-- Dataset start --

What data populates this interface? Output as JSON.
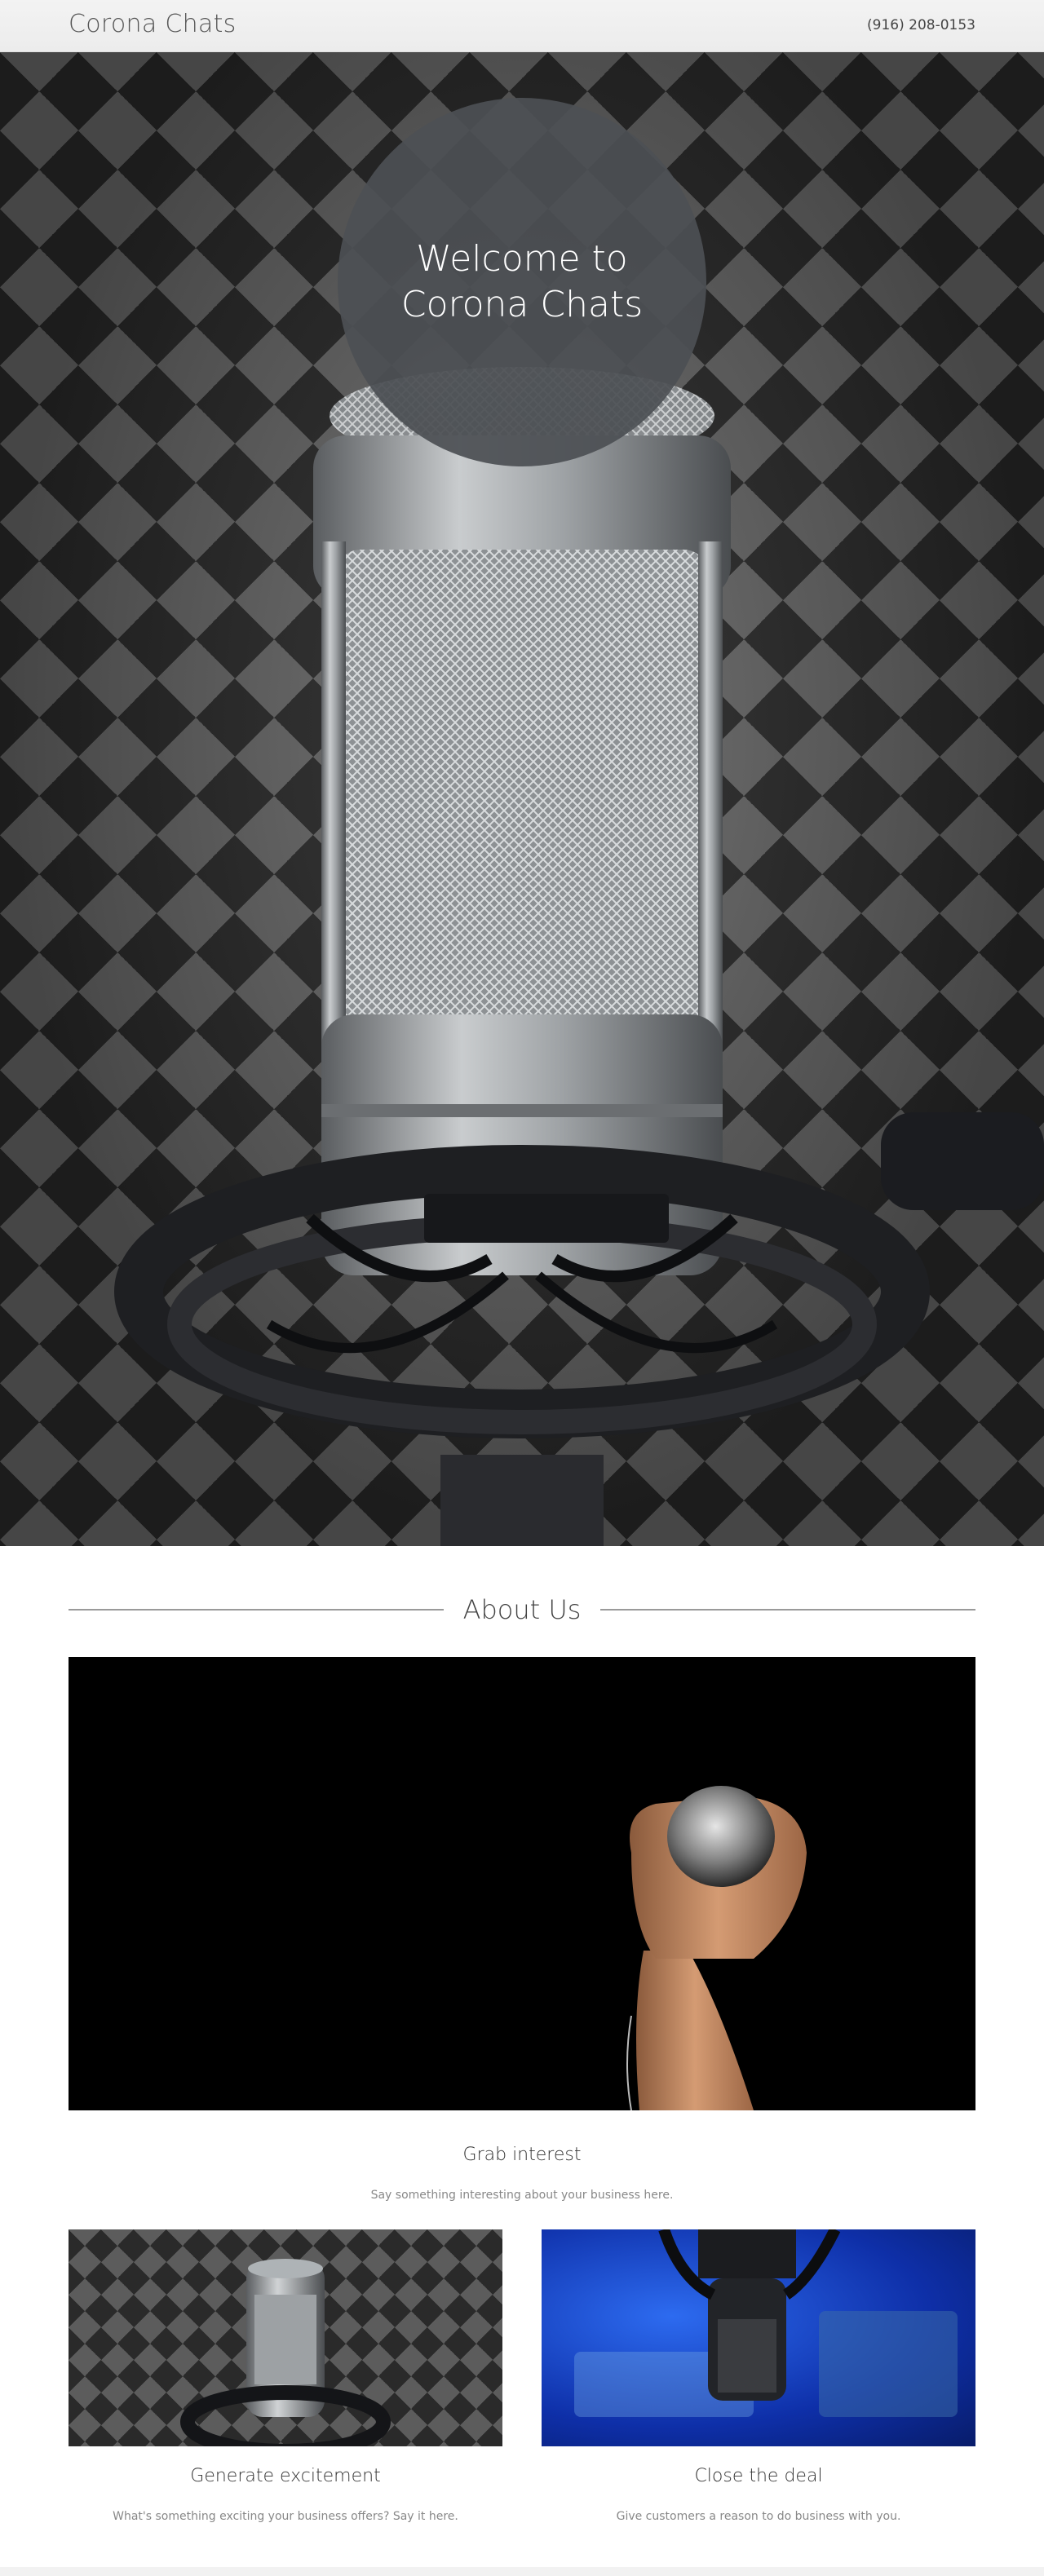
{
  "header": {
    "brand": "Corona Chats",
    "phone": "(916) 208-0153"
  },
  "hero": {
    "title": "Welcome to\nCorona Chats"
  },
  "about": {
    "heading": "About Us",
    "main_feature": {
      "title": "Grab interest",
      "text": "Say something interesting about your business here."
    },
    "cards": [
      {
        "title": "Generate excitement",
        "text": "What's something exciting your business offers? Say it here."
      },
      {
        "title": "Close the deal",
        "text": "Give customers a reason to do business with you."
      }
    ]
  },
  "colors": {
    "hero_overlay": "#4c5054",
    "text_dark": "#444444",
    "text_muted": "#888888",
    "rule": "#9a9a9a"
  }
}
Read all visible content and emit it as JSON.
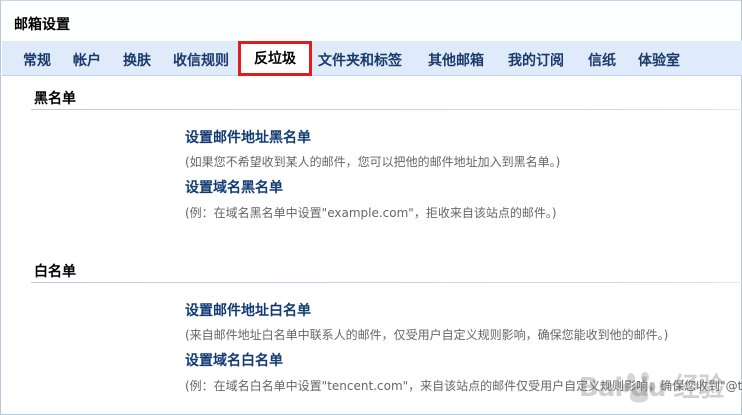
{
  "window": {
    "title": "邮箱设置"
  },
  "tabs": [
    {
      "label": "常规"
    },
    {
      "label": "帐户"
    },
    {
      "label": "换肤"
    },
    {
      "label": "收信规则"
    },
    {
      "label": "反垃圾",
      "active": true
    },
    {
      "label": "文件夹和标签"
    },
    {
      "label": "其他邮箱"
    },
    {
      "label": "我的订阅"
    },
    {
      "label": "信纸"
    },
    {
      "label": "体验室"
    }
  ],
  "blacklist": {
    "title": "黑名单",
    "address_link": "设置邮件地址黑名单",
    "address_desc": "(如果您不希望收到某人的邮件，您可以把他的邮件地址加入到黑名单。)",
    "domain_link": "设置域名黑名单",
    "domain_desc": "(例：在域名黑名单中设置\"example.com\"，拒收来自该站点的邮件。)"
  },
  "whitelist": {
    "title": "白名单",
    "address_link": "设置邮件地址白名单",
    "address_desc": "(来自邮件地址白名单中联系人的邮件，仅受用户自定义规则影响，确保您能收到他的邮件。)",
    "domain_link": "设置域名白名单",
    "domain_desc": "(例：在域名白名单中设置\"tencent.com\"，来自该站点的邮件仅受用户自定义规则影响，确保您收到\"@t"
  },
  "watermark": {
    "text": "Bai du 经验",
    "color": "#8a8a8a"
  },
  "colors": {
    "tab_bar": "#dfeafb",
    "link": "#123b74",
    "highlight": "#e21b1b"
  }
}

-- Dataset end --

#### Instructions to follow
Show every line of the records above that contains the word "title".

#### Written solution
    "title": "Welcome to\nCorona Chats"
      "title": "Grab interest",
        "title": "Generate excitement",
        "title": "Close the deal",
    "title": "邮箱设置"
    "title": "黑名单",
    "title": "白名单",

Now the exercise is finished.